↓
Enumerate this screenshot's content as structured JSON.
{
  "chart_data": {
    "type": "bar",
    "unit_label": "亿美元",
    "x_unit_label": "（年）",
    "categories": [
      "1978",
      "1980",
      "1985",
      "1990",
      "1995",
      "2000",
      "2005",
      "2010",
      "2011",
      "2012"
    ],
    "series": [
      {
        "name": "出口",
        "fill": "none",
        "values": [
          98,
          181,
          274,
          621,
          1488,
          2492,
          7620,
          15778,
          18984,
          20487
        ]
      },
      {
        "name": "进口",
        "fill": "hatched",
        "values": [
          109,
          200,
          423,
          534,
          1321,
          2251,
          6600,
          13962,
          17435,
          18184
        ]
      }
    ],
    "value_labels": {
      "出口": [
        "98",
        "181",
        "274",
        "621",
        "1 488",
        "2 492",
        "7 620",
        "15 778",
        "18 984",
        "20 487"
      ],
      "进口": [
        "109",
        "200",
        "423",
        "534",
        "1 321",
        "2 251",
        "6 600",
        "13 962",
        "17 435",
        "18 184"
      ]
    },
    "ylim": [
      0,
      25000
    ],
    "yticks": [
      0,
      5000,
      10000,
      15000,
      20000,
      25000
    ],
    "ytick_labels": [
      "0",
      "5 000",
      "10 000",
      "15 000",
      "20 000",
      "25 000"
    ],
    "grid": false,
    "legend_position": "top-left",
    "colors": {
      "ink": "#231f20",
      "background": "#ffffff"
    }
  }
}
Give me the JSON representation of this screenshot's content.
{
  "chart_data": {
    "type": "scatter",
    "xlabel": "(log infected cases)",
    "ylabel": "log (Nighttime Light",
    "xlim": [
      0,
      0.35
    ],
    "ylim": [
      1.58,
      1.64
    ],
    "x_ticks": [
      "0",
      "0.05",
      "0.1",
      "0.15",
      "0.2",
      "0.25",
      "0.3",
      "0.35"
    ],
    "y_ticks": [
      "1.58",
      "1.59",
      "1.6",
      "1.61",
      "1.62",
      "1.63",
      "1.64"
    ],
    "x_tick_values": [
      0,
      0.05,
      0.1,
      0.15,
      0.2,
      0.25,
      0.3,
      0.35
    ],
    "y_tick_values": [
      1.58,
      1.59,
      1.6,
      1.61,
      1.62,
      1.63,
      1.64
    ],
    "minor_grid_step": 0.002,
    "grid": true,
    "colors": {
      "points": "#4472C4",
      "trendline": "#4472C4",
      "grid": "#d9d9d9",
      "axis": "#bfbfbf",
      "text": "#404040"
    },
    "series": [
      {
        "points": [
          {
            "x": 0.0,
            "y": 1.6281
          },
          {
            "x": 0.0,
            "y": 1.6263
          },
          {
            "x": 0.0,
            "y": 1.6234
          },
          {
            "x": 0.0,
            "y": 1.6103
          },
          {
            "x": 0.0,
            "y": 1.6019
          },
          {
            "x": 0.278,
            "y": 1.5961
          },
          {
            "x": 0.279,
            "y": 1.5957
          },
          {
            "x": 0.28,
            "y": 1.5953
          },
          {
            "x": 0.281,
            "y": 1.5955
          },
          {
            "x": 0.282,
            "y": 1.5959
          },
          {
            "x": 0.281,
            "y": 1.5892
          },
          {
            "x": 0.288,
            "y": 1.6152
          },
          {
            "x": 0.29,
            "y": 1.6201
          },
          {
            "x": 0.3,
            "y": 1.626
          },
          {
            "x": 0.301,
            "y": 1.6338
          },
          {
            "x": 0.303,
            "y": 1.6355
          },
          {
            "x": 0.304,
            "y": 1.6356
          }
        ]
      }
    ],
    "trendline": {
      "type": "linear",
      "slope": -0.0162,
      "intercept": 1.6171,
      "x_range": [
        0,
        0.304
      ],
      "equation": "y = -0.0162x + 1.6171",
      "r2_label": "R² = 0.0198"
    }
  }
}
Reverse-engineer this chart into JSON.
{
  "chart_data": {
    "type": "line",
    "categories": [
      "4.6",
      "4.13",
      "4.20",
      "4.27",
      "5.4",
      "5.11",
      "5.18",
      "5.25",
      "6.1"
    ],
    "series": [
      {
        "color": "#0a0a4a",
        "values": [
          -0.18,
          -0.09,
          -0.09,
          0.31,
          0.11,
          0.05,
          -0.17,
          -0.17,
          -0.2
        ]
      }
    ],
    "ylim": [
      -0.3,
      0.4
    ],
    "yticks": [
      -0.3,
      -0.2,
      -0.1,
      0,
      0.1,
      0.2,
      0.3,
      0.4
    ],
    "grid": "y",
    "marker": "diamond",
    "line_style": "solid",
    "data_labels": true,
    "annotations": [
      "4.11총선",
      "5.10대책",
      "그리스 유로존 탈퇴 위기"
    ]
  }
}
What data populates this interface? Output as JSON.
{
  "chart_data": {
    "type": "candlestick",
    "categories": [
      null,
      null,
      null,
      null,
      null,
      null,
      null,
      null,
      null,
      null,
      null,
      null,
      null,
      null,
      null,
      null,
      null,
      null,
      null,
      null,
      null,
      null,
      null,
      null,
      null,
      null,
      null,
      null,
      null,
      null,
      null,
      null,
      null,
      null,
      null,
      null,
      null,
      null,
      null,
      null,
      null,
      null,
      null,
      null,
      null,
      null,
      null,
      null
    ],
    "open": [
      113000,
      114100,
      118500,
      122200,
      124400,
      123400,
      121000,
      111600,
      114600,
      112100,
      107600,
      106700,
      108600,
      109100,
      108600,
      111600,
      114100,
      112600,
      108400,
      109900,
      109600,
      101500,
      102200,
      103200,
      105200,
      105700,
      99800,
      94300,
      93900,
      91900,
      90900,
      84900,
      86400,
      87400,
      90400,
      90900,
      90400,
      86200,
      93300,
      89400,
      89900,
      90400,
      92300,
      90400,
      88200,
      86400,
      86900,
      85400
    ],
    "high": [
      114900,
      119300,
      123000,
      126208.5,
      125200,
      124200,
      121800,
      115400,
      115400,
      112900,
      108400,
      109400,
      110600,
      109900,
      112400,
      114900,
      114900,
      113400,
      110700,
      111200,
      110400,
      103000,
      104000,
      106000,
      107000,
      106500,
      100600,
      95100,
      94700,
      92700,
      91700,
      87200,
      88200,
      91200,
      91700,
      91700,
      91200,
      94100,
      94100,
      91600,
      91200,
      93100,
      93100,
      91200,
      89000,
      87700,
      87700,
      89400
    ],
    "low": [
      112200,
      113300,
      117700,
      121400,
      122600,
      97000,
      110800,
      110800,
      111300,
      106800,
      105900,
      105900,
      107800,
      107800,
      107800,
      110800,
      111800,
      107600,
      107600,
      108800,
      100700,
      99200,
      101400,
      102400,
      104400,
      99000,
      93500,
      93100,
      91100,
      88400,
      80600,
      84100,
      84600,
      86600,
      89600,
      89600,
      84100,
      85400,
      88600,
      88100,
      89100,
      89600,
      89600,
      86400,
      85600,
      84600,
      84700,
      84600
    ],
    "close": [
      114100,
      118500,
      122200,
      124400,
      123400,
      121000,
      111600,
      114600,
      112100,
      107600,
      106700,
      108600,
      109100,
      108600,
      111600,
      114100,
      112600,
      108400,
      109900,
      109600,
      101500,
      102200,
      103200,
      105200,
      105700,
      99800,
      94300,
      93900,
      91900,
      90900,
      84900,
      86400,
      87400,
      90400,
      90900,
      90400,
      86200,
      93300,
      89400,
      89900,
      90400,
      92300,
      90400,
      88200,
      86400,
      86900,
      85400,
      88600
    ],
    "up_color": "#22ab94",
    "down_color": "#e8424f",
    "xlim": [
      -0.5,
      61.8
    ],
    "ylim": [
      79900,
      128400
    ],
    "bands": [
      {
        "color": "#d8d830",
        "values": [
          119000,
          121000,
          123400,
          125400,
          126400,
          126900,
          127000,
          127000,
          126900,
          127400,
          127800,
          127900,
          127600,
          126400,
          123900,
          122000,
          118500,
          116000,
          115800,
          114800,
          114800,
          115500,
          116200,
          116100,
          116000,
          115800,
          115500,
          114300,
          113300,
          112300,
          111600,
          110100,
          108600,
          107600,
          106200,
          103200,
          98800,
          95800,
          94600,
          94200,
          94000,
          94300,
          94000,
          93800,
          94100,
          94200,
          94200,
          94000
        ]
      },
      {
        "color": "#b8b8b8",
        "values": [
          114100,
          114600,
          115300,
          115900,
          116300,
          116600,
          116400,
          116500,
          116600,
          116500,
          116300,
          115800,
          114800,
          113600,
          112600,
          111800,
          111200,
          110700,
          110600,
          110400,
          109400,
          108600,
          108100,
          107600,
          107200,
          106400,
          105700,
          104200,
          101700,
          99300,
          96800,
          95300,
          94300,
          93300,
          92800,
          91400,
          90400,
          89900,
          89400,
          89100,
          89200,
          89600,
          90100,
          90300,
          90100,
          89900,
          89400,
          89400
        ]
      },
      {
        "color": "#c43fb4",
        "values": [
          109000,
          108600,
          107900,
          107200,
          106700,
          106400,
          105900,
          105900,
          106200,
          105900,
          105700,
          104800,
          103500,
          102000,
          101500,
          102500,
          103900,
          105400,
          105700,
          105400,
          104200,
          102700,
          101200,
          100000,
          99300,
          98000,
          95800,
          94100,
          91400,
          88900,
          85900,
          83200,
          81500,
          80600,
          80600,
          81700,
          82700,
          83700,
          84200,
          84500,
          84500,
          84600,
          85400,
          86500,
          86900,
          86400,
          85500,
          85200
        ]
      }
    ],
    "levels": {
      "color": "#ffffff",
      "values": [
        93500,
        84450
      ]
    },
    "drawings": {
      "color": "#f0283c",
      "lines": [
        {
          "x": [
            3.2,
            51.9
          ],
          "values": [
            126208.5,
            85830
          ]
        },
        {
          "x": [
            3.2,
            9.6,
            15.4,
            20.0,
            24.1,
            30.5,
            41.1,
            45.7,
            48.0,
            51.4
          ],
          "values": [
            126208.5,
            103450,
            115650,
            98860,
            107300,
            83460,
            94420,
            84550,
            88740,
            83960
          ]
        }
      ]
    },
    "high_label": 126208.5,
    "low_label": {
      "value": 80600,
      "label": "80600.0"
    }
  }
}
↑
**Stated goal:**
Copy every line that contains the string "this".

**Problem solution:**
Enumerate this screenshot's content as structured JSON.
Give me the JSON representation of this screenshot's content.
Reverse-engineer this chart into JSON.
What data populates this interface? Output as JSON.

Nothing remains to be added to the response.